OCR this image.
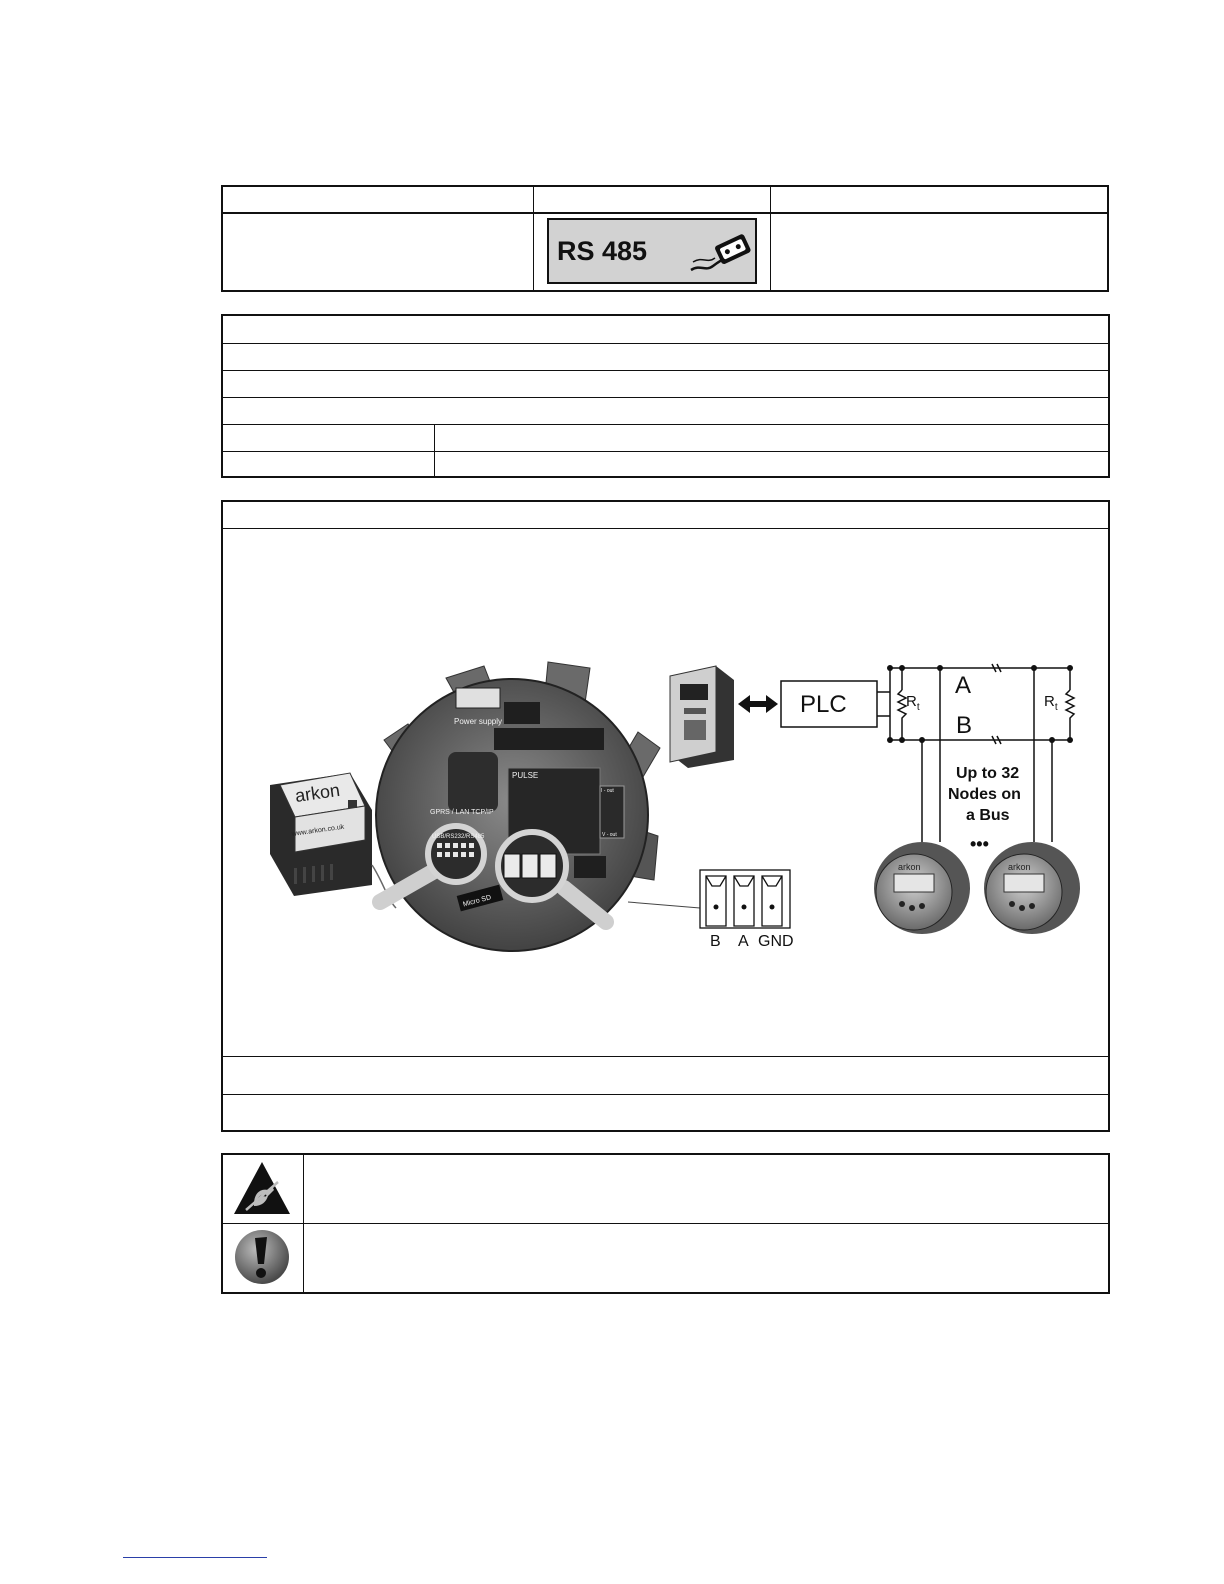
RS 485
arkon
www.arkon.co.uk
Power supply
PULSE
GPRS / LAN TCP/IP
I - out
V - out
USB/RS232/RS485
Micro SD
B A GND
PLC	$R_t$	$R_t$
A
B
Up to 32
Nodes on
a Bus
•••
arkon	arkon
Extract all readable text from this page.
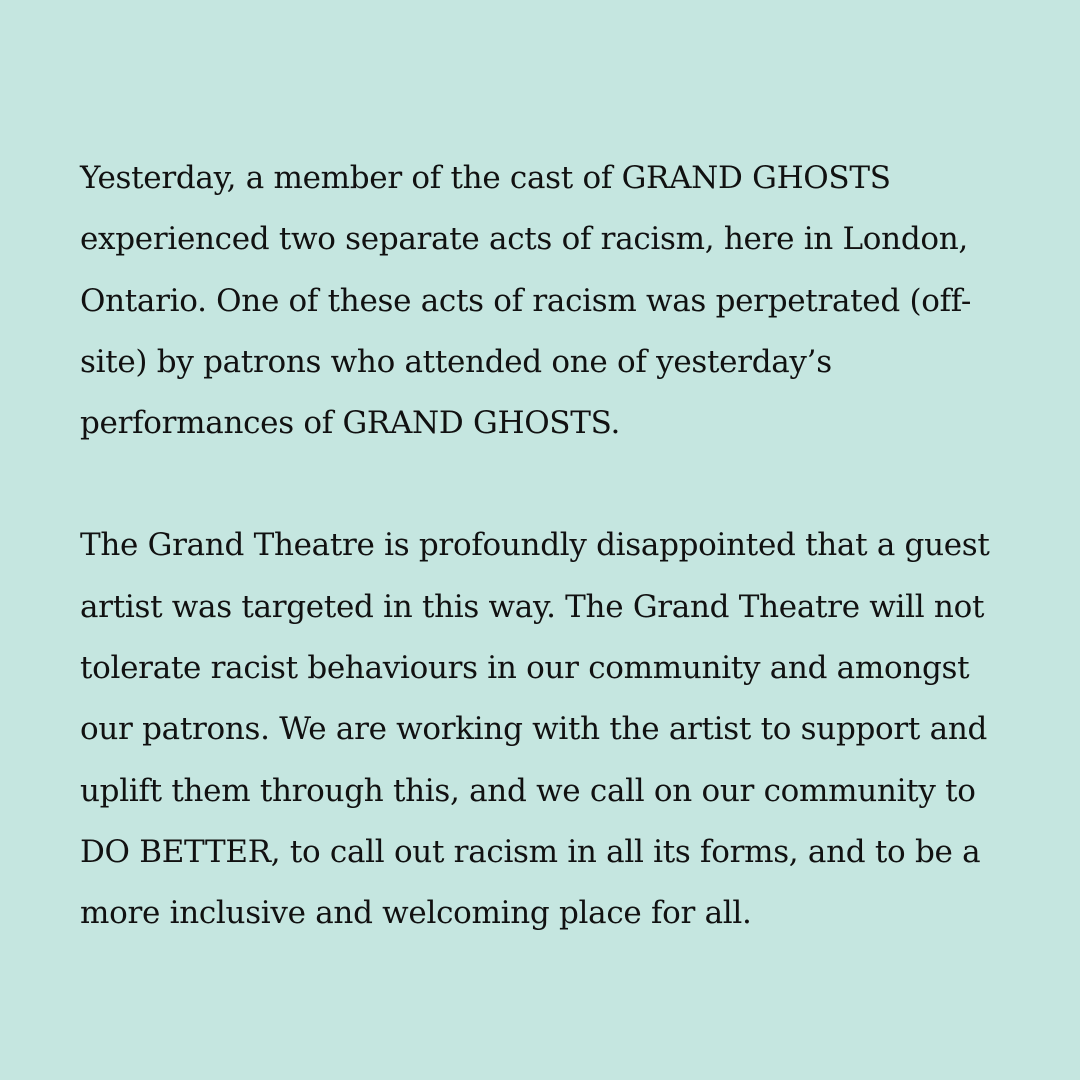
Yesterday, a member of the cast of GRAND GHOSTS
experienced two separate acts of racism, here in London,
Ontario. One of these acts of racism was perpetrated (off-
site) by patrons who attended one of yesterday’s
performances of GRAND GHOSTS.

The Grand Theatre is profoundly disappointed that a guest
artist was targeted in this way. The Grand Theatre will not
tolerate racist behaviours in our community and amongst
our patrons. We are working with the artist to support and
uplift them through this, and we call on our community to
DO BETTER, to call out racism in all its forms, and to be a
more inclusive and welcoming place for all.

» **TASK GOAL**: Only the lines from the line with "Extract all readable text from this page." to the end of the records should be repeated, exactly and without pictures.

» **EXERCISE SOLUTION**:
Extract all readable text from this page.
Yesterday, a member of the cast of GRAND GHOSTS
experienced two separate acts of racism, here in London,
Ontario. One of these acts of racism was perpetrated (off-
site) by patrons who attended one of yesterday’s
performances of GRAND GHOSTS.

The Grand Theatre is profoundly disappointed that a guest
artist was targeted in this way. The Grand Theatre will not
tolerate racist behaviours in our community and amongst
our patrons. We are working with the artist to support and
uplift them through this, and we call on our community to
DO BETTER, to call out racism in all its forms, and to be a
more inclusive and welcoming place for all.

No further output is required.